■ **Direction**:
Skip the pictures. Copy all the rest of the records down exactly.

■ **Records for the exercise**:

• • • • •

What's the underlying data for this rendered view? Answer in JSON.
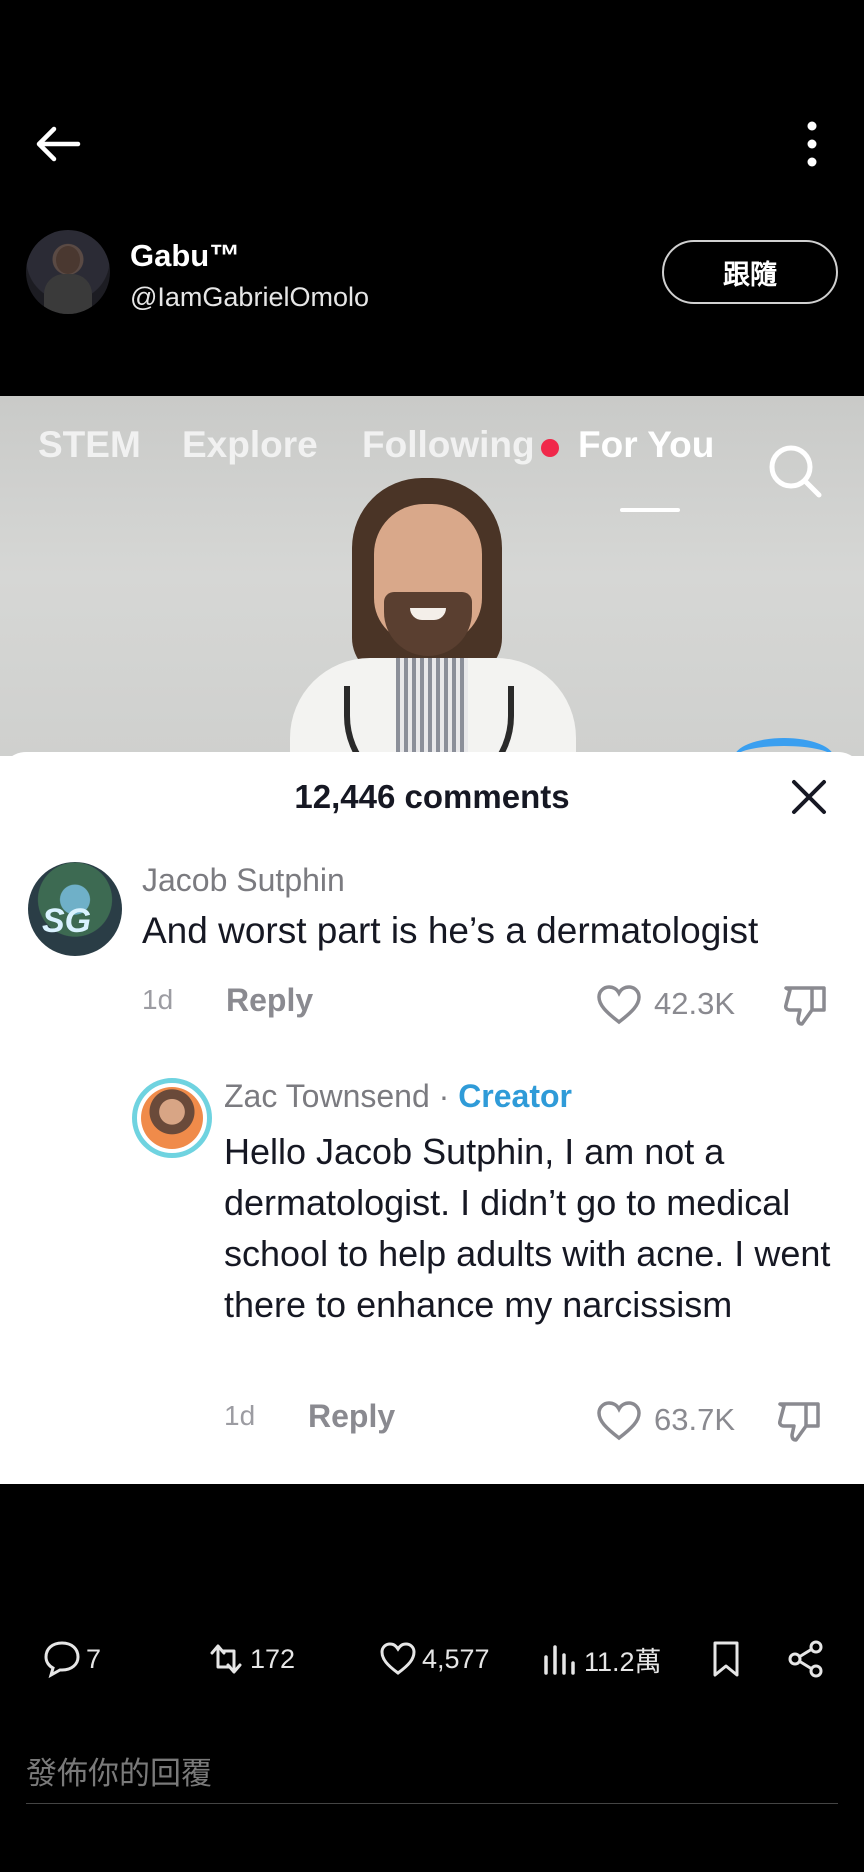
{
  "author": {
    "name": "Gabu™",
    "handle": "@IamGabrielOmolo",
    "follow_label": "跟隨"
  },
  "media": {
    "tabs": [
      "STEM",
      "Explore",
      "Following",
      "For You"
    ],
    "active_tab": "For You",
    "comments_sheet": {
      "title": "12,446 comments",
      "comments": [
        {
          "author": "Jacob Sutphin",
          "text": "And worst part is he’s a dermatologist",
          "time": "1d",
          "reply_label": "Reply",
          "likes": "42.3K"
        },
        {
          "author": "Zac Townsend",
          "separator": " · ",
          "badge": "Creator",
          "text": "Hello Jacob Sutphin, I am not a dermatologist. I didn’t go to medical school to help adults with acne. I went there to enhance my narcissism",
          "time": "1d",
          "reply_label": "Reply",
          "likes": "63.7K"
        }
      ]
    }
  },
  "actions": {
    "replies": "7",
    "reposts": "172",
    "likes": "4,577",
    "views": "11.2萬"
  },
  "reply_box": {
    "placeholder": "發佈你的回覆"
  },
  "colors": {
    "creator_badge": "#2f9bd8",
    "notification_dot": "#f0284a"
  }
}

• • • • •

■ **Output of the exercise**:
What's the underlying data for this rendered view? Answer in JSON.
{
  "author": {
    "name": "Gabu™",
    "handle": "@IamGabrielOmolo",
    "follow_label": "跟隨"
  },
  "media": {
    "tabs": [
      "STEM",
      "Explore",
      "Following",
      "For You"
    ],
    "active_tab": "For You",
    "comments_sheet": {
      "title": "12,446 comments",
      "comments": [
        {
          "author": "Jacob Sutphin",
          "text": "And worst part is he’s a dermatologist",
          "time": "1d",
          "reply_label": "Reply",
          "likes": "42.3K"
        },
        {
          "author": "Zac Townsend",
          "separator": " · ",
          "badge": "Creator",
          "text": "Hello Jacob Sutphin, I am not a dermatologist. I didn’t go to medical school to help adults with acne. I went there to enhance my narcissism",
          "time": "1d",
          "reply_label": "Reply",
          "likes": "63.7K"
        }
      ]
    }
  },
  "actions": {
    "replies": "7",
    "reposts": "172",
    "likes": "4,577",
    "views": "11.2萬"
  },
  "reply_box": {
    "placeholder": "發佈你的回覆"
  },
  "colors": {
    "creator_badge": "#2f9bd8",
    "notification_dot": "#f0284a"
  }
}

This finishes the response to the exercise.